* OBJECTIVE
Check each line of the material below for "sustentable", then copy the ones that contain it.

Rows from a figure dataset
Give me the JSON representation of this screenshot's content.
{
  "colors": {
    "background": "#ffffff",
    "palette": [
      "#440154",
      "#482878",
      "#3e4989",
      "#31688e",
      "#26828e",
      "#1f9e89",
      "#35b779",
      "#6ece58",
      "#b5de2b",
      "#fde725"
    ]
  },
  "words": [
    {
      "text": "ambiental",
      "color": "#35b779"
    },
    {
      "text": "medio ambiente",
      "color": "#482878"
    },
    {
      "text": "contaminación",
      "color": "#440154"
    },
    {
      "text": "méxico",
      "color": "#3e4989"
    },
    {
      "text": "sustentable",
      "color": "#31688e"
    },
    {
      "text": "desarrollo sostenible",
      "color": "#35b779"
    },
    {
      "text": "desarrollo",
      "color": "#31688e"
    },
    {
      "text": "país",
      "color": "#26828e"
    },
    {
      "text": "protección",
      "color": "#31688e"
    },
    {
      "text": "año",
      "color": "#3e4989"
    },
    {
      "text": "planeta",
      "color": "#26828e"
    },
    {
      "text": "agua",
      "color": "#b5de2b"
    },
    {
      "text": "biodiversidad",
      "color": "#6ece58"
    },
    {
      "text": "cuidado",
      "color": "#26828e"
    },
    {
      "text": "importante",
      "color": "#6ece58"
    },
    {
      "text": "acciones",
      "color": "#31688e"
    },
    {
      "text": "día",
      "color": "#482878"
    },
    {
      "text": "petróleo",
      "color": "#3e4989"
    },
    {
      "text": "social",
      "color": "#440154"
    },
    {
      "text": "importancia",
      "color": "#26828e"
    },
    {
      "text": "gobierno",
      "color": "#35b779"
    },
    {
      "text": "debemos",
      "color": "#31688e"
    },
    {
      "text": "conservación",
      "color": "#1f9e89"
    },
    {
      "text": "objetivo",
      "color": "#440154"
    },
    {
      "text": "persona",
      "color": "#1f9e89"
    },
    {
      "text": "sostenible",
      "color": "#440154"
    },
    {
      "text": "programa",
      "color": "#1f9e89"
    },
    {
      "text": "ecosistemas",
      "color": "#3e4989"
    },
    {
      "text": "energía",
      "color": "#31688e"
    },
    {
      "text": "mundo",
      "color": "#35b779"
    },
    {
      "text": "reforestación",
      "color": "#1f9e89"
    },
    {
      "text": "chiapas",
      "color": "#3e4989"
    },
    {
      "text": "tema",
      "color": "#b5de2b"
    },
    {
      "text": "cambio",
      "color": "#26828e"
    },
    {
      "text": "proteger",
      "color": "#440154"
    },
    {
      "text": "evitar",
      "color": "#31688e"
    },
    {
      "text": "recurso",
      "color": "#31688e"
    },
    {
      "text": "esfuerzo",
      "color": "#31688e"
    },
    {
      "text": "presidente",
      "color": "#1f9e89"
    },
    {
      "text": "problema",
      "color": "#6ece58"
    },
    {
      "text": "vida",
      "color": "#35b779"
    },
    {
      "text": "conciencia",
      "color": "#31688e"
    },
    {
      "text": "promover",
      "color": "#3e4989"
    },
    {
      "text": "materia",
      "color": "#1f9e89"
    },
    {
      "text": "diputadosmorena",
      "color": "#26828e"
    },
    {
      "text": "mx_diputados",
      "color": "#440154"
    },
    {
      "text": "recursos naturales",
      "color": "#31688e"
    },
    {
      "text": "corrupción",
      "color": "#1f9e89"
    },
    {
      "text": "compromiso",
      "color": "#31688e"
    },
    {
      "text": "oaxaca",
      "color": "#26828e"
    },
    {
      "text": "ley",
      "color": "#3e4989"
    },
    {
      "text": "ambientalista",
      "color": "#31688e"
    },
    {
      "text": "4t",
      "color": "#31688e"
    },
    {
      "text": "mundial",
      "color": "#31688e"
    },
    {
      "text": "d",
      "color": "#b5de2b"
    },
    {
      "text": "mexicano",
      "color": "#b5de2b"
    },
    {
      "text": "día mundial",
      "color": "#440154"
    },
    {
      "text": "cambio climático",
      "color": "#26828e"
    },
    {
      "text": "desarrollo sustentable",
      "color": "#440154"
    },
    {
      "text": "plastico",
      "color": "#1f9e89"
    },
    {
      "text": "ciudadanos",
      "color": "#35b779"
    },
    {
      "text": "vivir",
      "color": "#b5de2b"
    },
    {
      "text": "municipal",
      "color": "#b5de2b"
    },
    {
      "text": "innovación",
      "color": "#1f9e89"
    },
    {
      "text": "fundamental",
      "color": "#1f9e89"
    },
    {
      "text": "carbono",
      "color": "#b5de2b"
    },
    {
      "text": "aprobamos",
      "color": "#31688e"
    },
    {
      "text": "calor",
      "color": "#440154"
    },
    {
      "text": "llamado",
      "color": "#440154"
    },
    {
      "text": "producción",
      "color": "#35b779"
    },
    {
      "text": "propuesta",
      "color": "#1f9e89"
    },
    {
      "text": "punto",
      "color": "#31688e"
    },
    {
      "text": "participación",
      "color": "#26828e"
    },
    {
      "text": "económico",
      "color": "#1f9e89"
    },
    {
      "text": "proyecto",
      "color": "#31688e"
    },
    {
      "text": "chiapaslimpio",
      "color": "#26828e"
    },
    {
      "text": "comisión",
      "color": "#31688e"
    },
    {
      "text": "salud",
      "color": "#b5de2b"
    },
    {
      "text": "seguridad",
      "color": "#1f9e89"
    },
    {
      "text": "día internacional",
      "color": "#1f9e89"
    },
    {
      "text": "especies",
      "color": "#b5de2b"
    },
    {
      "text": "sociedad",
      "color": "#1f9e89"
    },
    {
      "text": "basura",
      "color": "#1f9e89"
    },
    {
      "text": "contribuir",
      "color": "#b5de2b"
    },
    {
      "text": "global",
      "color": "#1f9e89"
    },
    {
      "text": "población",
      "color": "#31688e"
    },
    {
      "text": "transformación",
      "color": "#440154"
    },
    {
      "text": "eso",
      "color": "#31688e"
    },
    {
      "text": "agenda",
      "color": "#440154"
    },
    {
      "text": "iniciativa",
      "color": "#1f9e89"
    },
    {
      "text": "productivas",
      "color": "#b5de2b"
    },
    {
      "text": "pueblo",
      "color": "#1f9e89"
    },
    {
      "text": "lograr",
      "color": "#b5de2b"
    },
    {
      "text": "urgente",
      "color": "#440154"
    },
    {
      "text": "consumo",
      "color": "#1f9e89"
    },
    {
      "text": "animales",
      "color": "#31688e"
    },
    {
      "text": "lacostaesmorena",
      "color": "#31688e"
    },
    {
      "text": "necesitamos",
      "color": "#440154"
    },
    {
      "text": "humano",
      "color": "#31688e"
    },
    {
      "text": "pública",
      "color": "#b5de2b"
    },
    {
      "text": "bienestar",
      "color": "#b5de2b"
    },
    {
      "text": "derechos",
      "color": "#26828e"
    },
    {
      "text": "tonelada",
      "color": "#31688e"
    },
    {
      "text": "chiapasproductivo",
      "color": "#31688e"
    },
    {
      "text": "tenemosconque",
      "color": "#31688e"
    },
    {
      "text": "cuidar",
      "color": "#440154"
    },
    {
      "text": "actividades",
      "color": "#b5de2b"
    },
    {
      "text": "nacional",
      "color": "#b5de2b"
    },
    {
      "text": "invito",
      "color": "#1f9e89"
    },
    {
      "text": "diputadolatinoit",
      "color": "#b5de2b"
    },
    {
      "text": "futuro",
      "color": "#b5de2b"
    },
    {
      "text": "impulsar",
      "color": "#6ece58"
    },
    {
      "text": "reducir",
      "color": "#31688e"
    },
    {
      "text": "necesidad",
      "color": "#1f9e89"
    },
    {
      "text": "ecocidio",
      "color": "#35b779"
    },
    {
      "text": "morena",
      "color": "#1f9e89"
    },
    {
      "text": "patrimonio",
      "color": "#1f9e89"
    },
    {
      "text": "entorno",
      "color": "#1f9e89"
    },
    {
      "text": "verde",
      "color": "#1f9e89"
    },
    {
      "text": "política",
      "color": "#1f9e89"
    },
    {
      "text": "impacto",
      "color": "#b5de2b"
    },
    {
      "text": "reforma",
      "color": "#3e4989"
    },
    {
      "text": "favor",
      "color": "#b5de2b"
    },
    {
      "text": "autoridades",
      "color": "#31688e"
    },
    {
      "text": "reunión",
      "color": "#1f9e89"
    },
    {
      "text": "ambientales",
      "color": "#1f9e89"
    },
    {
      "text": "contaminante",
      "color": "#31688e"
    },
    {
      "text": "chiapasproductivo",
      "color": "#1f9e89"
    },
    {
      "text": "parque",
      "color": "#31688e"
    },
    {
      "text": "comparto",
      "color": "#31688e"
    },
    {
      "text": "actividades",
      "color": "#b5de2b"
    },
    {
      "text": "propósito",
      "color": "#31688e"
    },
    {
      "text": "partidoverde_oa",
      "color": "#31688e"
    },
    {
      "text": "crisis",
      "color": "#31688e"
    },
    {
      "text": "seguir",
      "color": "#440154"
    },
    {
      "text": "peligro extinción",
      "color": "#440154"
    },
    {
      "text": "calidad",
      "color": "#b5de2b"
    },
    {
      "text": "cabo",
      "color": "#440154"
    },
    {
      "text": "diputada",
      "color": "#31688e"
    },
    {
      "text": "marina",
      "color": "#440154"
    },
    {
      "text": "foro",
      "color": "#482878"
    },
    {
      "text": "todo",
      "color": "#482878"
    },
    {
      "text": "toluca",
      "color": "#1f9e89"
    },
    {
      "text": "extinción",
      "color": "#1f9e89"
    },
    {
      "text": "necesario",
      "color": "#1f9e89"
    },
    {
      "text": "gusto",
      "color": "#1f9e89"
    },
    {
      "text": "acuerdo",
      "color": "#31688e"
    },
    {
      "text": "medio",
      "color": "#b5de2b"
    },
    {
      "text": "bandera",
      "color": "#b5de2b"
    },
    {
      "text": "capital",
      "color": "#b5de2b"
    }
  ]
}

* OUTPUT OF THE TASK
      "text": "sustentable",
      "text": "desarrollo sustentable",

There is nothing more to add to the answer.